» **INFORMATION SUPPLIED**
* Start *

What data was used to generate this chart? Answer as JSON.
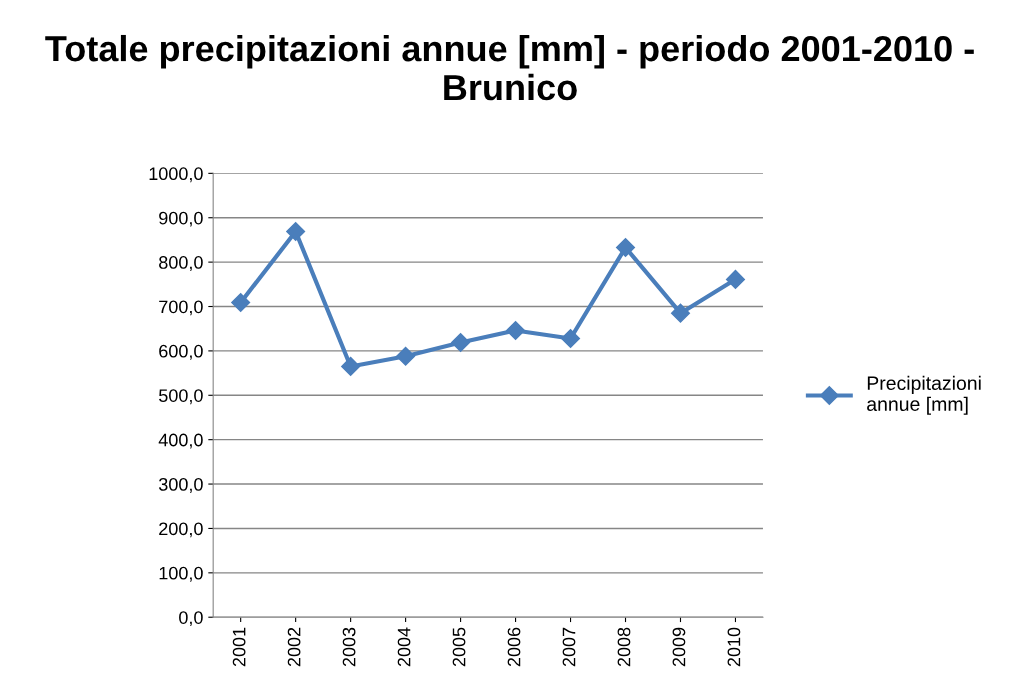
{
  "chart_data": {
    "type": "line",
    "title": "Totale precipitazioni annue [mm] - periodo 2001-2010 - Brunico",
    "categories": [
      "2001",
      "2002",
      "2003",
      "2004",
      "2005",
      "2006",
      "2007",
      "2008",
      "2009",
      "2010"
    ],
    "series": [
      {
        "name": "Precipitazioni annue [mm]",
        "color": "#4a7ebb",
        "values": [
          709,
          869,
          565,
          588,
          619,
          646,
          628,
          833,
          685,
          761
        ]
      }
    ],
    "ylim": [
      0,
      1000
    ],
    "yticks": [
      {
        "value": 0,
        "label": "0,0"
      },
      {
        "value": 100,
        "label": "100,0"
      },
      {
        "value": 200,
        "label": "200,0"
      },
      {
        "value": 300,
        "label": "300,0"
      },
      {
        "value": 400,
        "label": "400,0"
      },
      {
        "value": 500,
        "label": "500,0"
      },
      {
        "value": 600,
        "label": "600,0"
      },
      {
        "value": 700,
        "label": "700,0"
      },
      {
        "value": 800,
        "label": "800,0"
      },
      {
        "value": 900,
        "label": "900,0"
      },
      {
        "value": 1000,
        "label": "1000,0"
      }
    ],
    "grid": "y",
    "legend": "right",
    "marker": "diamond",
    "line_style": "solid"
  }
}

* End *

» **WHAT IS NEEDED**
Gather all lines where the word "annue" appears.

» **SOLVED EXERCISE**
    "title": "Totale precipitazioni annue [mm] - periodo 2001-2010 - Brunico",
        "name": "Precipitazioni annue [mm]",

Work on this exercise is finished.